Copy out each line of the data that holds the word "Pakistan".

__Dataset content__.
==*==

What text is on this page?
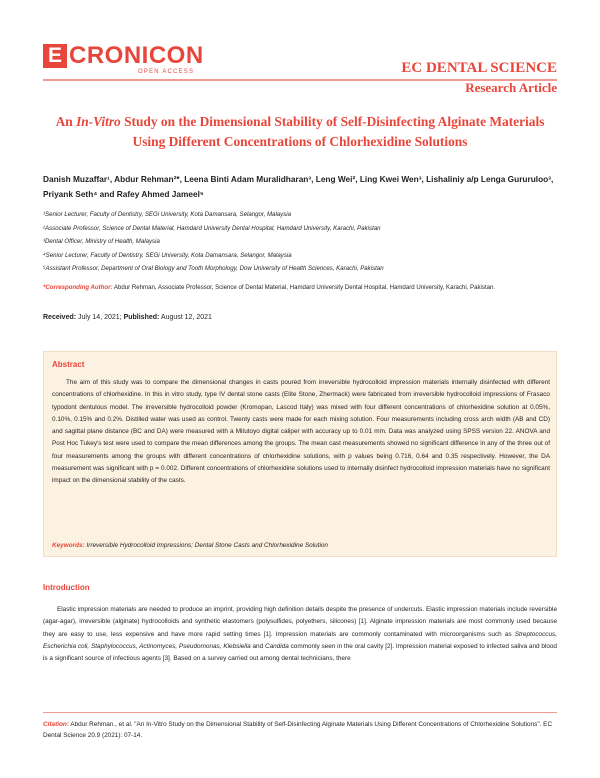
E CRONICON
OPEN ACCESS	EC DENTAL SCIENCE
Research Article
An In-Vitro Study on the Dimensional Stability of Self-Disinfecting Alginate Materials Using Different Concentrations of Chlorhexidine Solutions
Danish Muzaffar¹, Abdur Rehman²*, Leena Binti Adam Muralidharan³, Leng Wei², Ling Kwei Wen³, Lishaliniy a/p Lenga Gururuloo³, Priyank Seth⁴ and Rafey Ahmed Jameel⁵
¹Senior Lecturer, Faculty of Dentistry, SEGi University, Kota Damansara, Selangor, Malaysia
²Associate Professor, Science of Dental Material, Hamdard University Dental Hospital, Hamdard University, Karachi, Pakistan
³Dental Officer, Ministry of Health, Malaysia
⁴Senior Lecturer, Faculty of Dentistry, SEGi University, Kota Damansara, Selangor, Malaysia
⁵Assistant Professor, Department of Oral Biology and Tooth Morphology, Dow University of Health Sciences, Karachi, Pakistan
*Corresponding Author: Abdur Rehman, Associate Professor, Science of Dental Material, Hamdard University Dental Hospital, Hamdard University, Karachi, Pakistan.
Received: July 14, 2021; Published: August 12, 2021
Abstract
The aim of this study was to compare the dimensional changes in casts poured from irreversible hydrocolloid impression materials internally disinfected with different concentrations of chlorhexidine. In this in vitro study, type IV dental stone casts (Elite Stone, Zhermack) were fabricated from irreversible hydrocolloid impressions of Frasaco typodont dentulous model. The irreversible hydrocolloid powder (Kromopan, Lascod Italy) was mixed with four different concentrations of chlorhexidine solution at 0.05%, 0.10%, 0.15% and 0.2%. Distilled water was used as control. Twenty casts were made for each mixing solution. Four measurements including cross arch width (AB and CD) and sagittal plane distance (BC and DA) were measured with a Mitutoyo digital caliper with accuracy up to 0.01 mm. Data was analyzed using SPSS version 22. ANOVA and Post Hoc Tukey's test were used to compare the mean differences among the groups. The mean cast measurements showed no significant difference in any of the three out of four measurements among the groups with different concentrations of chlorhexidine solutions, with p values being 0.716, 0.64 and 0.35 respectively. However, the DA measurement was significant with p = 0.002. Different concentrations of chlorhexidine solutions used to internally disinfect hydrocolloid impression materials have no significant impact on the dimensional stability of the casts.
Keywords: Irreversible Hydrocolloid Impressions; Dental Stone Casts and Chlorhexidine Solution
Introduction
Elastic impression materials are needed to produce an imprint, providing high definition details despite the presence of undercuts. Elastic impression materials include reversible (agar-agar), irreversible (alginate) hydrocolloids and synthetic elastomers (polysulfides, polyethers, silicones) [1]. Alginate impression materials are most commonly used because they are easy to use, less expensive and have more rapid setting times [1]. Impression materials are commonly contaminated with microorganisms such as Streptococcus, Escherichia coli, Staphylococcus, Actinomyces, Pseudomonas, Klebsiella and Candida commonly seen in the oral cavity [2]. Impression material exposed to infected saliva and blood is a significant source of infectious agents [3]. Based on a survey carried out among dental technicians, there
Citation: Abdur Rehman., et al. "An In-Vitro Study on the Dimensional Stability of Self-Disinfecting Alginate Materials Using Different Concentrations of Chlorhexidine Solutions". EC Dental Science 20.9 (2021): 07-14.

==*==

__Completed exercise__.
²Associate Professor, Science of Dental Material, Hamdard University Dental Hospital, Hamdard University, Karachi, Pakistan
⁵Assistant Professor, Department of Oral Biology and Tooth Morphology, Dow University of Health Sciences, Karachi, Pakistan
*Corresponding Author: Abdur Rehman, Associate Professor, Science of Dental Material, Hamdard University Dental Hospital, Hamdard University, Karachi, Pakistan.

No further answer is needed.